_Exercise prompt_
Pictures in the records should not be copied, but every other part must be repeated exactly.

_Record extracts_
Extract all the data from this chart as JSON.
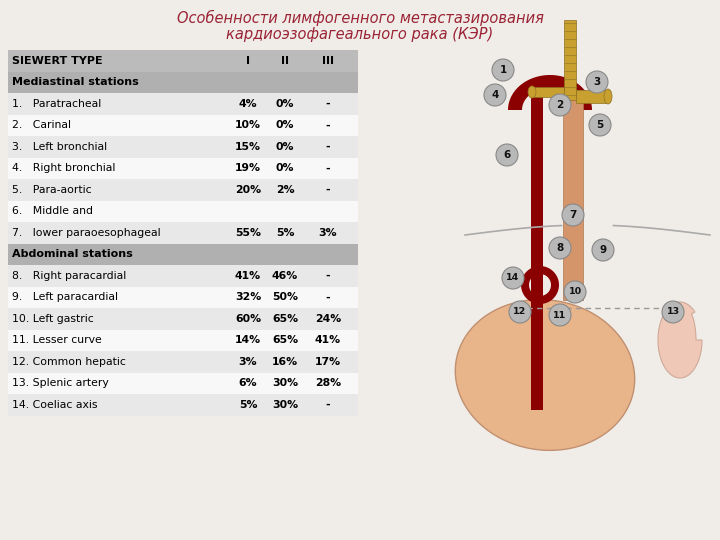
{
  "title_line1": "Особенности лимфогенного метастазирования",
  "title_line2": "кардиоэзофагеального рака (КЭР)",
  "title_color": "#9B2335",
  "bg_color": "#f0ede8",
  "table_header": [
    "SIEWERT TYPE",
    "I",
    "II",
    "III"
  ],
  "section1_title": "Mediastinal stations",
  "section2_title": "Abdominal stations",
  "rows_mediastinal": [
    [
      "1.   Paratracheal",
      "4%",
      "0%",
      "-"
    ],
    [
      "2.   Carinal",
      "10%",
      "0%",
      "-"
    ],
    [
      "3.   Left bronchial",
      "15%",
      "0%",
      "-"
    ],
    [
      "4.   Right bronchial",
      "19%",
      "0%",
      "-"
    ],
    [
      "5.   Para-aortic",
      "20%",
      "2%",
      "-"
    ],
    [
      "6.   Middle and",
      "",
      "",
      ""
    ],
    [
      "7.   lower paraoesophageal",
      "55%",
      "5%",
      "3%"
    ]
  ],
  "rows_abdominal": [
    [
      "8.   Right paracardial",
      "41%",
      "46%",
      "-"
    ],
    [
      "9.   Left paracardial",
      "32%",
      "50%",
      "-"
    ],
    [
      "10. Left gastric",
      "60%",
      "65%",
      "24%"
    ],
    [
      "11. Lesser curve",
      "14%",
      "65%",
      "41%"
    ],
    [
      "12. Common hepatic",
      "3%",
      "16%",
      "17%"
    ],
    [
      "13. Splenic artery",
      "6%",
      "30%",
      "28%"
    ],
    [
      "14. Coeliac axis",
      "5%",
      "30%",
      "-"
    ]
  ],
  "header_bg": "#bbbbbb",
  "section_bg": "#b0b0b0",
  "row_bg_even": "#e8e8e8",
  "row_bg_odd": "#f8f8f8",
  "dark_red": "#8B0000",
  "skin_color": "#D4956A",
  "light_skin": "#E8B48A",
  "yellow_trachea": "#C8A030",
  "yellow_trachea_light": "#D4B040",
  "node_fill": "#b8b8b8",
  "node_edge": "#888888",
  "spleen_fill": "#F0C8B8",
  "spleen_edge": "#D0A898"
}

_Response below_
Extract all the data from this chart as JSON.
{
  "title_line1": "Особенности лимфогенного метастазирования",
  "title_line2": "кардиоэзофагеального рака (КЭР)",
  "title_color": "#9B2335",
  "bg_color": "#f0ede8",
  "table_header": [
    "SIEWERT TYPE",
    "I",
    "II",
    "III"
  ],
  "section1_title": "Mediastinal stations",
  "section2_title": "Abdominal stations",
  "rows_mediastinal": [
    [
      "1.   Paratracheal",
      "4%",
      "0%",
      "-"
    ],
    [
      "2.   Carinal",
      "10%",
      "0%",
      "-"
    ],
    [
      "3.   Left bronchial",
      "15%",
      "0%",
      "-"
    ],
    [
      "4.   Right bronchial",
      "19%",
      "0%",
      "-"
    ],
    [
      "5.   Para-aortic",
      "20%",
      "2%",
      "-"
    ],
    [
      "6.   Middle and",
      "",
      "",
      ""
    ],
    [
      "7.   lower paraoesophageal",
      "55%",
      "5%",
      "3%"
    ]
  ],
  "rows_abdominal": [
    [
      "8.   Right paracardial",
      "41%",
      "46%",
      "-"
    ],
    [
      "9.   Left paracardial",
      "32%",
      "50%",
      "-"
    ],
    [
      "10. Left gastric",
      "60%",
      "65%",
      "24%"
    ],
    [
      "11. Lesser curve",
      "14%",
      "65%",
      "41%"
    ],
    [
      "12. Common hepatic",
      "3%",
      "16%",
      "17%"
    ],
    [
      "13. Splenic artery",
      "6%",
      "30%",
      "28%"
    ],
    [
      "14. Coeliac axis",
      "5%",
      "30%",
      "-"
    ]
  ],
  "header_bg": "#bbbbbb",
  "section_bg": "#b0b0b0",
  "row_bg_even": "#e8e8e8",
  "row_bg_odd": "#f8f8f8",
  "dark_red": "#8B0000",
  "skin_color": "#D4956A",
  "light_skin": "#E8B48A",
  "yellow_trachea": "#C8A030",
  "yellow_trachea_light": "#D4B040",
  "node_fill": "#b8b8b8",
  "node_edge": "#888888",
  "spleen_fill": "#F0C8B8",
  "spleen_edge": "#D0A898"
}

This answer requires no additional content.